# START OF RAW RECORDS

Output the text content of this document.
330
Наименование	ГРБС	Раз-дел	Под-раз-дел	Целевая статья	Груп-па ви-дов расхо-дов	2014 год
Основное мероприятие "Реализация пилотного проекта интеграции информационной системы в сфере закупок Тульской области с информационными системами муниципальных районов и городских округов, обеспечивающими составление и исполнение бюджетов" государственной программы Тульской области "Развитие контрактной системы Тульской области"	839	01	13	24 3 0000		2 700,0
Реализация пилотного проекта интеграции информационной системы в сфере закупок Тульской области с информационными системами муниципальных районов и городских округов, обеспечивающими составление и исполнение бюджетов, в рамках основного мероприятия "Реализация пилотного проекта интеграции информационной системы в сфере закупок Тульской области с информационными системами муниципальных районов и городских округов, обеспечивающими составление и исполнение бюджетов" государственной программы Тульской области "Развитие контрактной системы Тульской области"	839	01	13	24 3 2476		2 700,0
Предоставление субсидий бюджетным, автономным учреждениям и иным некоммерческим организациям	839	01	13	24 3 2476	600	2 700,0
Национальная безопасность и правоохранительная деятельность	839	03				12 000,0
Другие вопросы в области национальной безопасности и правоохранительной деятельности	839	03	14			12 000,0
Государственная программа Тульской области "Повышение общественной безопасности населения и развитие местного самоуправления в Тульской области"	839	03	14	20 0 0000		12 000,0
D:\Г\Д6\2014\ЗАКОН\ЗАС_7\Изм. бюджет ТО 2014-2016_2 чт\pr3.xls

# END OF RAW RECORDS

### SHORT TASK
Restate the whole of the material exactly.

### WRITTEN ANSWER
Output the text content of this document.
330
Наименование	ГРБС	Раз-дел	Под-раз-дел	Целевая статья	Груп-па ви-дов расхо-дов	2014 год
Основное мероприятие "Реализация пилотного проекта интеграции информационной системы в сфере закупок Тульской области с информационными системами муниципальных районов и городских округов, обеспечивающими составление и исполнение бюджетов" государственной программы Тульской области "Развитие контрактной системы Тульской области"	839	01	13	24 3 0000		2 700,0
Реализация пилотного проекта интеграции информационной системы в сфере закупок Тульской области с информационными системами муниципальных районов и городских округов, обеспечивающими составление и исполнение бюджетов, в рамках основного мероприятия "Реализация пилотного проекта интеграции информационной системы в сфере закупок Тульской области с информационными системами муниципальных районов и городских округов, обеспечивающими составление и исполнение бюджетов" государственной программы Тульской области "Развитие контрактной системы Тульской области"	839	01	13	24 3 2476		2 700,0
Предоставление субсидий бюджетным, автономным учреждениям и иным некоммерческим организациям	839	01	13	24 3 2476	600	2 700,0
Национальная безопасность и правоохранительная деятельность	839	03				12 000,0
Другие вопросы в области национальной безопасности и правоохранительной деятельности	839	03	14			12 000,0
Государственная программа Тульской области "Повышение общественной безопасности населения и развитие местного самоуправления в Тульской области"	839	03	14	20 0 0000		12 000,0
D:\Г\Д6\2014\ЗАКОН\ЗАС_7\Изм. бюджет ТО 2014-2016_2 чт\pr3.xls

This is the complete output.